(Collected data entries)
--*--
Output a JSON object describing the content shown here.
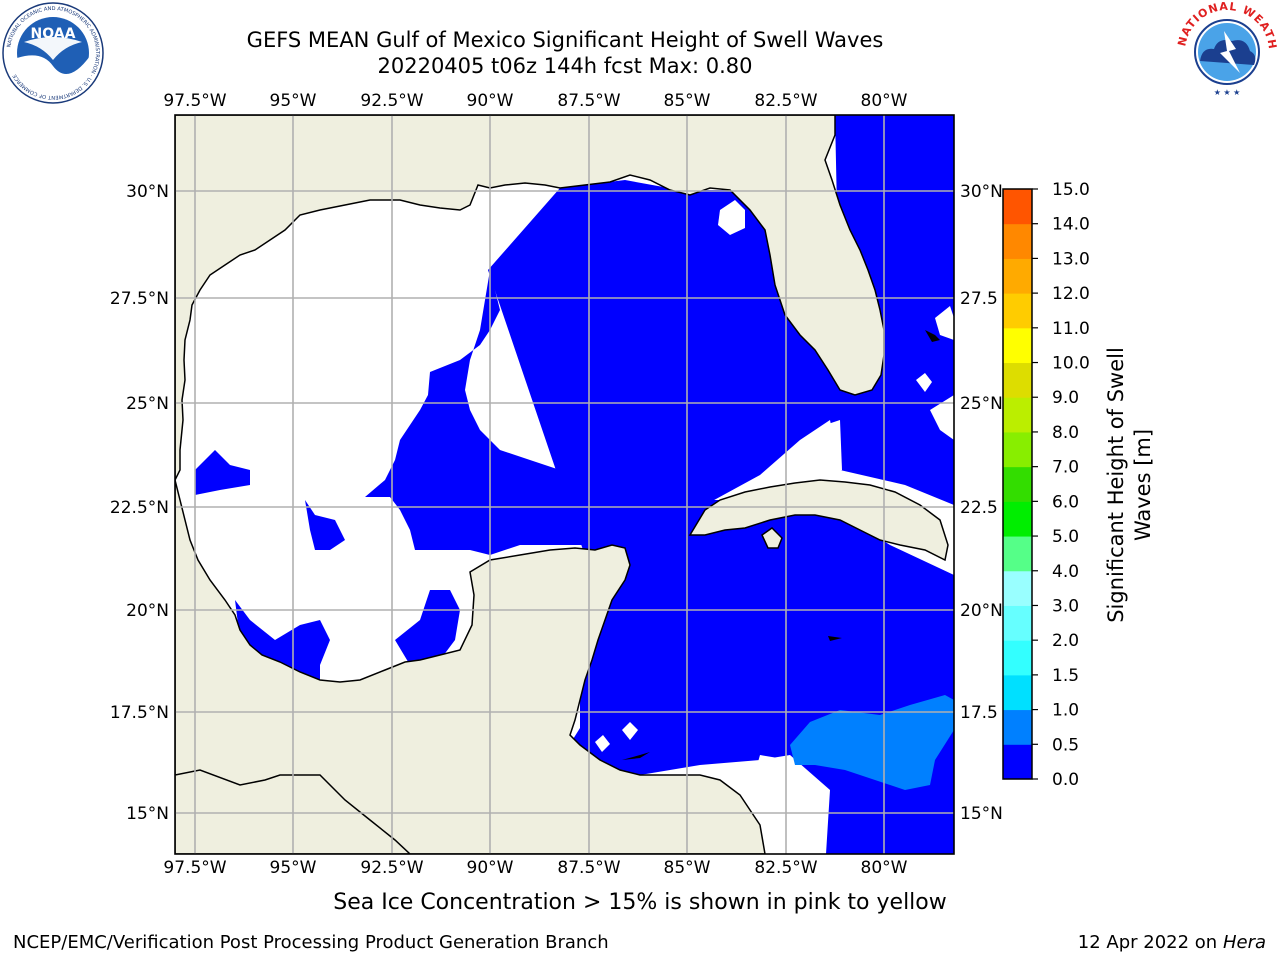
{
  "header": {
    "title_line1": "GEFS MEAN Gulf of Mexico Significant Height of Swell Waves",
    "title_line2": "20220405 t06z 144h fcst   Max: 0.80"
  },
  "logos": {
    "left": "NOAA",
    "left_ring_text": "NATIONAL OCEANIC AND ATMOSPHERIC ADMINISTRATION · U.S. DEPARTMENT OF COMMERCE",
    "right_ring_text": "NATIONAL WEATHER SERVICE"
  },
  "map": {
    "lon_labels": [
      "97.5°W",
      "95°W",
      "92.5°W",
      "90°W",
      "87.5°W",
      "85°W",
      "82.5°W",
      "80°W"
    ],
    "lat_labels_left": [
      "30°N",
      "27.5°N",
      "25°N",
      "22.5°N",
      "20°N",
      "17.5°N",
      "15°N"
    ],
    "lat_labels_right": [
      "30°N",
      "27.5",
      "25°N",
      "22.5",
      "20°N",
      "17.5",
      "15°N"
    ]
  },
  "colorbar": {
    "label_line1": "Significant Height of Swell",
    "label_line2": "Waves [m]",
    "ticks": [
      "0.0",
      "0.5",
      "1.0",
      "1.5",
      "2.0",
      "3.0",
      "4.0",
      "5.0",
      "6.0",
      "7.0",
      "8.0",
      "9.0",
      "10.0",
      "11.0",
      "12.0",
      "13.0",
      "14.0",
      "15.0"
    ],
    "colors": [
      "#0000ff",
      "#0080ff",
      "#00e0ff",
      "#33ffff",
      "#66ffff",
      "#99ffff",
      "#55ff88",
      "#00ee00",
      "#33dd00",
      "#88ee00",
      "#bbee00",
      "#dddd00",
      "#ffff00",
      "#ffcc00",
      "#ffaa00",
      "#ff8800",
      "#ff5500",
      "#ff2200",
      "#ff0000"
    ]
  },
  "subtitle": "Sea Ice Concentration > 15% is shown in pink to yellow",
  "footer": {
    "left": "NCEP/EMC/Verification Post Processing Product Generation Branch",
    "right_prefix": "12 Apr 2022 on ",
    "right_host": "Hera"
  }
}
--*--
#### TASK DIRECTIONS:
Going through the data, tally the lines containing "Waves" and report only the result.

#### RESPONSE:
2